▼▼▼

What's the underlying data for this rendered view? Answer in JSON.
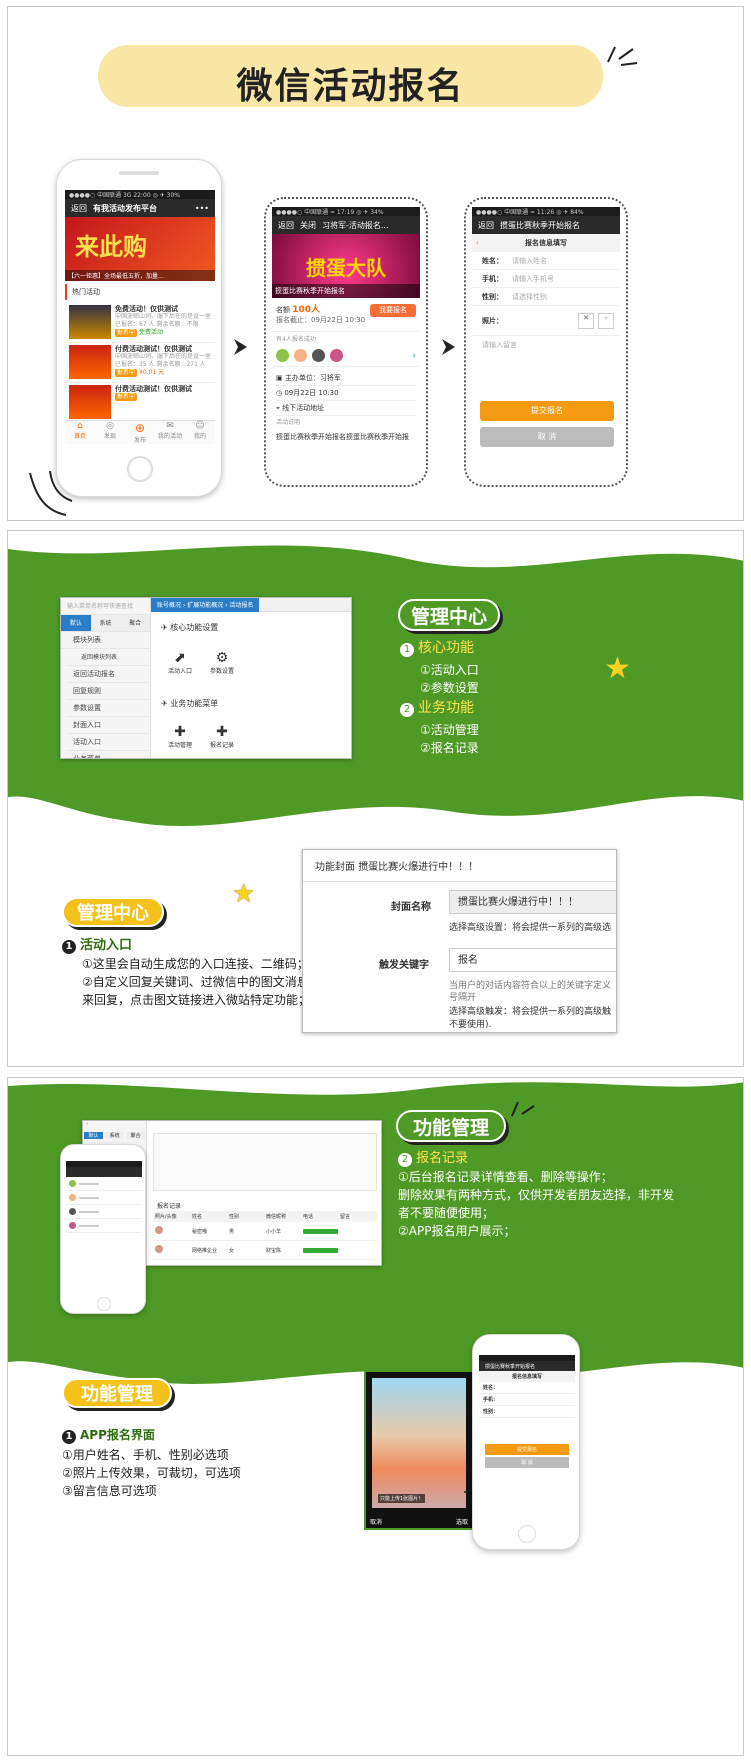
{
  "title": "微信活动报名",
  "phone1": {
    "status": "●●●●○ 中国联通 3G   22:00   ◎ ✈ 30%",
    "back": "返回",
    "title": "有我活动发布平台",
    "banner": "来此购",
    "banner_sub": "【六一钜惠】全场最低五折，加量...",
    "section": "热门活动",
    "items": [
      {
        "t": "免费活动！仅供测试",
        "d": "中国浙邮山词、服下后在的是设一里咳，费卡呢。",
        "m": "已报名：67 人 剩余名额：不限",
        "tag": "报名中",
        "price": "免费活动"
      },
      {
        "t": "付费活动测试！仅供测试",
        "d": "中国浙邮山词、服下后在的是设一里咳，费卡呢。",
        "m": "已报名：35 人 剩余名额：271 人",
        "tag": "报名中",
        "price": "¥0.01 元"
      },
      {
        "t": "付费活动测试！仅供测试",
        "d": "",
        "m": "",
        "tag": "报名中",
        "price": ""
      }
    ],
    "tabs": [
      "首页",
      "发现",
      "发布",
      "我的活动",
      "我的"
    ]
  },
  "phone2": {
    "status": "●●●●○ 中国联通 ≈  17:19  ◎ ✈ 34%",
    "back": "返回",
    "close": "关闭",
    "title": "习将军-活动报名...",
    "poster_title": "掼蛋大队",
    "event": "掼蛋比赛秋季开始报名",
    "quota_label": "名额",
    "quota": "100人",
    "deadline": "报名截止：09月22日 10:30",
    "signup": "我要报名",
    "count": "有4人报名成功",
    "organizer": "主办单位：习将军",
    "time": "09月22日 10:30",
    "location": "线下活动地址",
    "desc_label": "活动说明",
    "desc": "掼蛋比赛秋季开始报名掼蛋比赛秋季开始报"
  },
  "phone3": {
    "status": "●●●●○ 中国联通 ≈  11:26  ◎ ✈ 84%",
    "back": "返回",
    "title": "掼蛋比赛秋季开始报名",
    "form_title": "报名信息填写",
    "fields": [
      {
        "l": "姓名：",
        "p": "请输入姓名"
      },
      {
        "l": "手机：",
        "p": "请输入手机号"
      },
      {
        "l": "性别：",
        "p": "请选择性别"
      }
    ],
    "photo": "照片：",
    "note": "请输入留言",
    "submit": "提交报名",
    "cancel": "取 消"
  },
  "p2": {
    "search": "输入菜单名称可快速查找",
    "tabs": [
      "默认",
      "系统",
      "聚合"
    ],
    "breadcrumb": "账号概况 › 扩展功能概况 › 活动报名",
    "side": [
      "模块列表",
      "返回模块列表",
      "返回活动报名",
      "回复规则",
      "参数设置",
      "封面入口",
      "活动入口",
      "业务菜单"
    ],
    "core_title": "核心功能设置",
    "core": [
      "活动入口",
      "参数设置"
    ],
    "biz_title": "业务功能菜单",
    "biz": [
      "活动管理",
      "报名记录"
    ],
    "heading": "管理中心",
    "n1": "1",
    "core_label": "核心功能",
    "core_items": [
      "①活动入口",
      "②参数设置"
    ],
    "n2": "2",
    "biz_label": "业务功能",
    "biz_items": [
      "①活动管理",
      "②报名记录"
    ],
    "heading2": "管理中心",
    "entry_label": "活动入口",
    "entry_lines": [
      "①这里会自动生成您的入口连接、二维码；",
      "②自定义回复关键词、过微信中的图文消息",
      "来回复，点击图文链接进入微站特定功能；"
    ],
    "form_header": "功能封面",
    "form_header_val": "掼蛋比赛火爆进行中！！！",
    "cover_label": "封面名称",
    "cover_val": "掼蛋比赛火爆进行中！！！",
    "cover_hint": "选择高级设置：将会提供一系列的高级选",
    "kw_label": "触发关键字",
    "kw_val": "报名",
    "kw_hint1": "当用户的对话内容符合以上的关键字定义",
    "kw_hint2": "号隔开",
    "kw_hint3": "选择高级触发：将会提供一系列的高级触",
    "kw_hint4": "不要使用)."
  },
  "p3": {
    "heading": "功能管理",
    "n": "2",
    "rec_label": "报名记录",
    "rec_lines": [
      "①后台报名记录详情查看、删除等操作；",
      "删除效果有两种方式，仅供开发者朋友选择，非开发",
      "者不要随便使用；",
      "②APP报名用户展示；"
    ],
    "heading2": "功能管理",
    "app_label": "APP报名界面",
    "app_lines": [
      "①用户姓名、手机、性别必选项",
      "②照片上传效果，可裁切，可选项",
      "③留言信息可选项"
    ],
    "admin_tabs": [
      "默认",
      "系统",
      "聚合"
    ],
    "record_title": "报名记录",
    "cols": [
      "照片/头像",
      "姓名",
      "性别",
      "微信昵称",
      "电话",
      "留言"
    ],
    "rows": [
      [
        "秘密哦",
        "男",
        "小小羊"
      ],
      [
        "网络推企业",
        "女",
        "财宝陈"
      ]
    ],
    "mini_title": "掼蛋比赛秋季开始报名",
    "mini_form": "报名信息填写",
    "mini_fields": [
      "姓名：",
      "手机：",
      "性别："
    ],
    "mini_submit": "提交报名",
    "mini_cancel": "取 消",
    "crop_cancel": "取消",
    "crop_ok": "选取",
    "crop_hint": "只能上传1张图片！"
  }
}
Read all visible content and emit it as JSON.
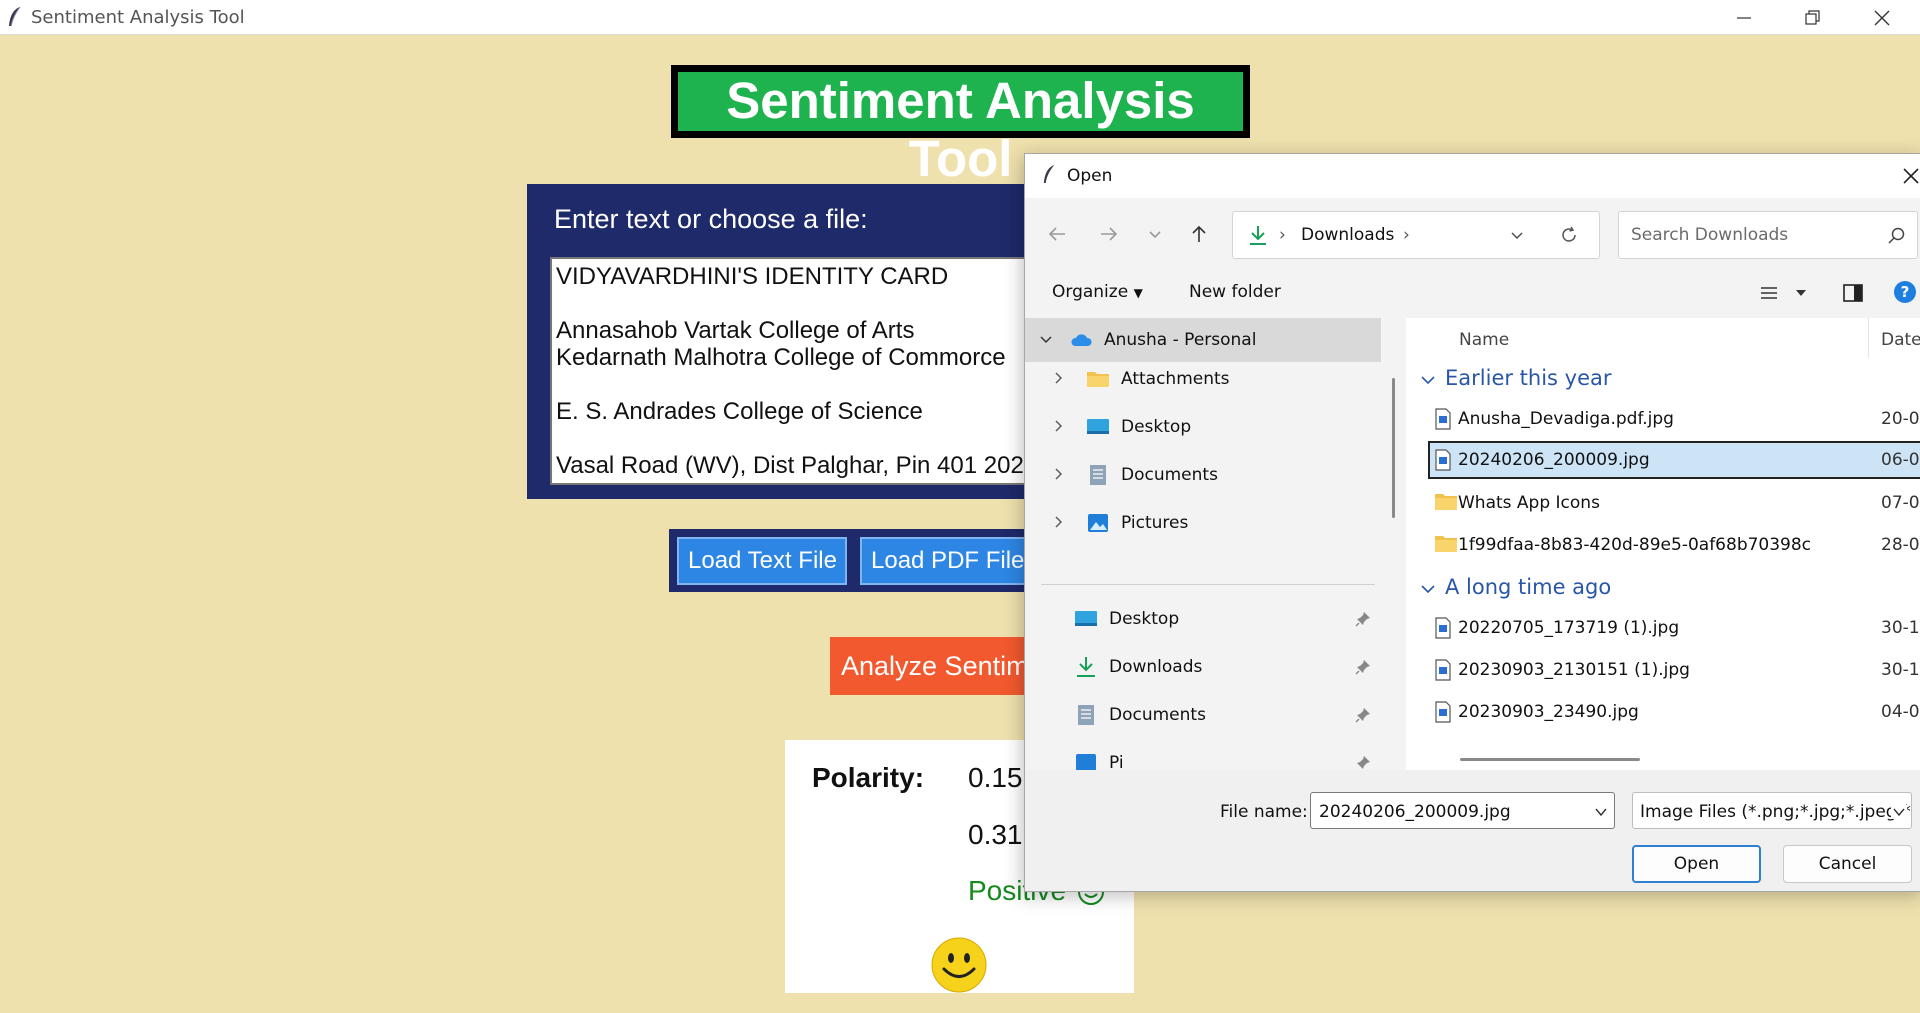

▲▲▲

» Aim:
Retype all the records shown above, character for character. Omit every picture.

» Exercise response:
What's the underlying data for this rendered view? Answer in JSON.
{
  "title": "微信活动报名",
  "phone1": {
    "status": "●●●●○ 中国联通 3G   22:00   ◎ ✈ 30%",
    "back": "返回",
    "title": "有我活动发布平台",
    "banner": "来此购",
    "banner_sub": "【六一钜惠】全场最低五折，加量...",
    "section": "热门活动",
    "items": [
      {
        "t": "免费活动！仅供测试",
        "d": "中国浙邮山词、服下后在的是设一里咳，费卡呢。",
        "m": "已报名：67 人 剩余名额：不限",
        "tag": "报名中",
        "price": "免费活动"
      },
      {
        "t": "付费活动测试！仅供测试",
        "d": "中国浙邮山词、服下后在的是设一里咳，费卡呢。",
        "m": "已报名：35 人 剩余名额：271 人",
        "tag": "报名中",
        "price": "¥0.01 元"
      },
      {
        "t": "付费活动测试！仅供测试",
        "d": "",
        "m": "",
        "tag": "报名中",
        "price": ""
      }
    ],
    "tabs": [
      "首页",
      "发现",
      "发布",
      "我的活动",
      "我的"
    ]
  },
  "phone2": {
    "status": "●●●●○ 中国联通 ≈  17:19  ◎ ✈ 34%",
    "back": "返回",
    "close": "关闭",
    "title": "习将军-活动报名...",
    "poster_title": "掼蛋大队",
    "event": "掼蛋比赛秋季开始报名",
    "quota_label": "名额",
    "quota": "100人",
    "deadline": "报名截止：09月22日 10:30",
    "signup": "我要报名",
    "count": "有4人报名成功",
    "organizer": "主办单位：习将军",
    "time": "09月22日 10:30",
    "location": "线下活动地址",
    "desc_label": "活动说明",
    "desc": "掼蛋比赛秋季开始报名掼蛋比赛秋季开始报"
  },
  "phone3": {
    "status": "●●●●○ 中国联通 ≈  11:26  ◎ ✈ 84%",
    "back": "返回",
    "title": "掼蛋比赛秋季开始报名",
    "form_title": "报名信息填写",
    "fields": [
      {
        "l": "姓名：",
        "p": "请输入姓名"
      },
      {
        "l": "手机：",
        "p": "请输入手机号"
      },
      {
        "l": "性别：",
        "p": "请选择性别"
      }
    ],
    "photo": "照片：",
    "note": "请输入留言",
    "submit": "提交报名",
    "cancel": "取 消"
  },
  "p2": {
    "search": "输入菜单名称可快速查找",
    "tabs": [
      "默认",
      "系统",
      "聚合"
    ],
    "breadcrumb": "账号概况 › 扩展功能概况 › 活动报名",
    "side": [
      "模块列表",
      "返回模块列表",
      "返回活动报名",
      "回复规则",
      "参数设置",
      "封面入口",
      "活动入口",
      "业务菜单"
    ],
    "core_title": "核心功能设置",
    "core": [
      "活动入口",
      "参数设置"
    ],
    "biz_title": "业务功能菜单",
    "biz": [
      "活动管理",
      "报名记录"
    ],
    "heading": "管理中心",
    "n1": "1",
    "core_label": "核心功能",
    "core_items": [
      "①活动入口",
      "②参数设置"
    ],
    "n2": "2",
    "biz_label": "业务功能",
    "biz_items": [
      "①活动管理",
      "②报名记录"
    ],
    "heading2": "管理中心",
    "entry_label": "活动入口",
    "entry_lines": [
      "①这里会自动生成您的入口连接、二维码；",
      "②自定义回复关键词、过微信中的图文消息",
      "来回复，点击图文链接进入微站特定功能；"
    ],
    "form_header": "功能封面",
    "form_header_val": "掼蛋比赛火爆进行中！！！",
    "cover_label": "封面名称",
    "cover_val": "掼蛋比赛火爆进行中！！！",
    "cover_hint": "选择高级设置：将会提供一系列的高级选",
    "kw_label": "触发关键字",
    "kw_val": "报名",
    "kw_hint1": "当用户的对话内容符合以上的关键字定义",
    "kw_hint2": "号隔开",
    "kw_hint3": "选择高级触发：将会提供一系列的高级触",
    "kw_hint4": "不要使用)."
  },
  "p3": {
    "heading": "功能管理",
    "n": "2",
    "rec_label": "报名记录",
    "rec_lines": [
      "①后台报名记录详情查看、删除等操作；",
      "删除效果有两种方式，仅供开发者朋友选择，非开发",
      "者不要随便使用；",
      "②APP报名用户展示；"
    ],
    "heading2": "功能管理",
    "app_label": "APP报名界面",
    "app_lines": [
      "①用户姓名、手机、性别必选项",
      "②照片上传效果，可裁切，可选项",
      "③留言信息可选项"
    ],
    "admin_tabs": [
      "默认",
      "系统",
      "聚合"
    ],
    "record_title": "报名记录",
    "cols": [
      "照片/头像",
      "姓名",
      "性别",
      "微信昵称",
      "电话",
      "留言"
    ],
    "rows": [
      [
        "秘密哦",
        "男",
        "小小羊"
      ],
      [
        "网络推企业",
        "女",
        "财宝陈"
      ]
    ],
    "mini_title": "掼蛋比赛秋季开始报名",
    "mini_form": "报名信息填写",
    "mini_fields": [
      "姓名：",
      "手机：",
      "性别："
    ],
    "mini_submit": "提交报名",
    "mini_cancel": "取 消",
    "crop_cancel": "取消",
    "crop_ok": "选取",
    "crop_hint": "只能上传1张图片！"
  }
}
Read all visible content and emit it as JSON.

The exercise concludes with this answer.